EXERCISE DIRECTIONS: Search the records below for the word "Funds" and show every line where it occurs.

[Part of a data file]
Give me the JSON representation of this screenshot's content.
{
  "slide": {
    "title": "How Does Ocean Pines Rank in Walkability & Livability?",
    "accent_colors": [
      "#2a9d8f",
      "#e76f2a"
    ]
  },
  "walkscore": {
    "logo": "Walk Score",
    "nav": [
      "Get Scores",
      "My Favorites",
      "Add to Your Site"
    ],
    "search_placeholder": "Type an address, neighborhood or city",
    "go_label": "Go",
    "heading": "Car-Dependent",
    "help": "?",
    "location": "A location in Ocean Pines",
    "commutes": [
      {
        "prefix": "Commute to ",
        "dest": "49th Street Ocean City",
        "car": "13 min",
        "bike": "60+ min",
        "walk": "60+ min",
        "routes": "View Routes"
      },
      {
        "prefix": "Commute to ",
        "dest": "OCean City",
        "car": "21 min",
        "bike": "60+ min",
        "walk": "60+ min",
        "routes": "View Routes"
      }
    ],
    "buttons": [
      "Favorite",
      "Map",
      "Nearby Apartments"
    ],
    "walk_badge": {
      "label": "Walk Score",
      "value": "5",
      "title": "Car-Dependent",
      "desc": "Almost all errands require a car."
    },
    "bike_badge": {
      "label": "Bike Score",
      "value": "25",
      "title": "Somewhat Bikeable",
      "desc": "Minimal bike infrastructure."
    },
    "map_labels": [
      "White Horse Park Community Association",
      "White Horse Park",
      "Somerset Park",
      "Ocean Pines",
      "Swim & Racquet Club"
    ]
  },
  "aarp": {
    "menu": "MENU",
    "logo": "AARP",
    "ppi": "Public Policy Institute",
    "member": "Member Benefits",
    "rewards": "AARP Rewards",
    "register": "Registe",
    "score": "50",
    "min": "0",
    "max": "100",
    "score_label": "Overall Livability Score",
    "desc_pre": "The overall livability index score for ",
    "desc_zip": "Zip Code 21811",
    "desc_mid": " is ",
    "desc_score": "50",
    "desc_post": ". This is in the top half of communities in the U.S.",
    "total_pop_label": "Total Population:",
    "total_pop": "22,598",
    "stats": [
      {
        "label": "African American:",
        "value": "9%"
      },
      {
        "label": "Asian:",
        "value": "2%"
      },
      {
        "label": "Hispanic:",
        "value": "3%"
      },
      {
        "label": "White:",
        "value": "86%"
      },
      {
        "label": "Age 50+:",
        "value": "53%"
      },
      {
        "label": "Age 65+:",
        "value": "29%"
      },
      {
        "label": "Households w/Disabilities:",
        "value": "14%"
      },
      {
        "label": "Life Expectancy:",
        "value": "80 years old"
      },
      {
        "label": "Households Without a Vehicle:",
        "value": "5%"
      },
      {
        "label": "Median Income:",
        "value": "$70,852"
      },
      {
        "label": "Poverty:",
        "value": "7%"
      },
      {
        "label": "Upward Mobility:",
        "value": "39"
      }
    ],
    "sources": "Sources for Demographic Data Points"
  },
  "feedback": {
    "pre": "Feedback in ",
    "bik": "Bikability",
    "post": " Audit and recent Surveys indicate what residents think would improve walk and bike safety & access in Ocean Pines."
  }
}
...
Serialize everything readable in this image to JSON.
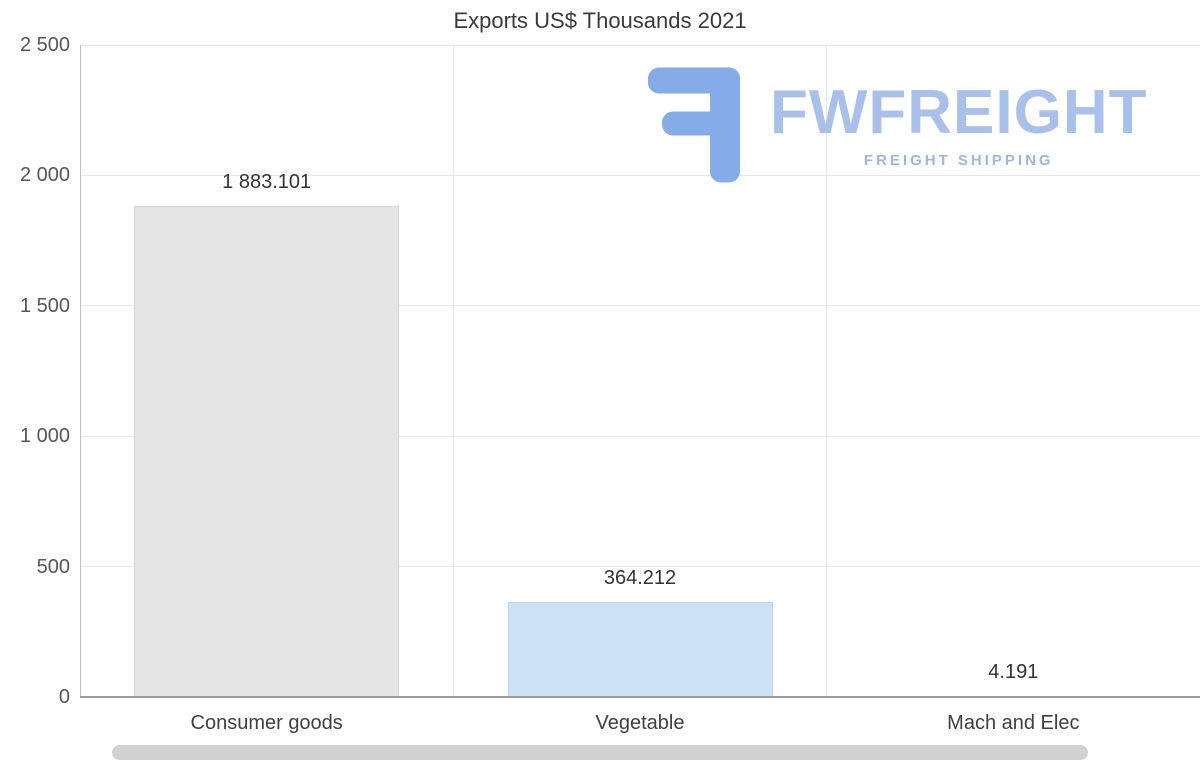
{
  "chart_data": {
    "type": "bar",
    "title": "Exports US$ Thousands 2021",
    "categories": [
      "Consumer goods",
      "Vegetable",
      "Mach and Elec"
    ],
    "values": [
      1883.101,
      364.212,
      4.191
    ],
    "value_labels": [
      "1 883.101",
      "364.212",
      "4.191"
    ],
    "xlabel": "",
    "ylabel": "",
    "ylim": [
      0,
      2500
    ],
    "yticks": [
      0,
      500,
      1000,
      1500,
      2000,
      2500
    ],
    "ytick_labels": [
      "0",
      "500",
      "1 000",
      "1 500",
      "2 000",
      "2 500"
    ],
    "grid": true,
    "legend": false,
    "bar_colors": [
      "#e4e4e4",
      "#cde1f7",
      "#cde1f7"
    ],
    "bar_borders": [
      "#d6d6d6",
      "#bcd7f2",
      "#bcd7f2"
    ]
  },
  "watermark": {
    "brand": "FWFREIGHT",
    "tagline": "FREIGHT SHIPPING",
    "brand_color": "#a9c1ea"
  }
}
==
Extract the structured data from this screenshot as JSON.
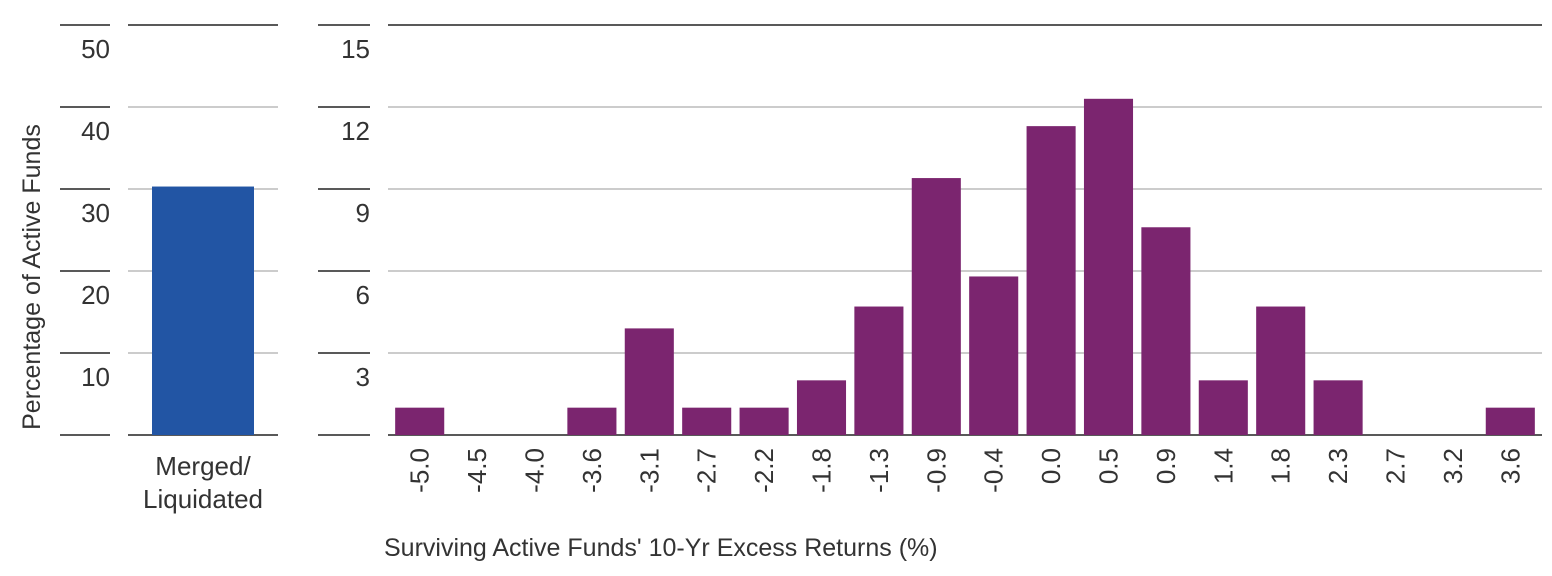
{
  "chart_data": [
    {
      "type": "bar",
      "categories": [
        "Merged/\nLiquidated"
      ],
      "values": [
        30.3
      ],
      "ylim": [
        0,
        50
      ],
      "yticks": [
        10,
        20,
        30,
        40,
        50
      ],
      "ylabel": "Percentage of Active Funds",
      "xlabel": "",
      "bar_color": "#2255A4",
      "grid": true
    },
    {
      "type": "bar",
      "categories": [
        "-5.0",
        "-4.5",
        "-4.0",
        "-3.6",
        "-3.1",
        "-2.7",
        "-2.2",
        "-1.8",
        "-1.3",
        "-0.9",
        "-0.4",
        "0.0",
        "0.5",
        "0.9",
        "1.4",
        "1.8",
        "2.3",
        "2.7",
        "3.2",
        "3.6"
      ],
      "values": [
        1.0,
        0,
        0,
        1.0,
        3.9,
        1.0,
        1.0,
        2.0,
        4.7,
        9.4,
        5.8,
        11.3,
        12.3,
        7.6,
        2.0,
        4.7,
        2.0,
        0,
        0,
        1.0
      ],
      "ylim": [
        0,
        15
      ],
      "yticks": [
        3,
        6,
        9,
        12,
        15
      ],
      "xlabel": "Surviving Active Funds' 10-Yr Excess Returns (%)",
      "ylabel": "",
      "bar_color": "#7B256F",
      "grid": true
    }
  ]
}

FULL RESPONSE:
      "ylabel": "Percentage of Active Funds",
      "xlabel": "Surviving Active Funds' 10-Yr Excess Returns (%)",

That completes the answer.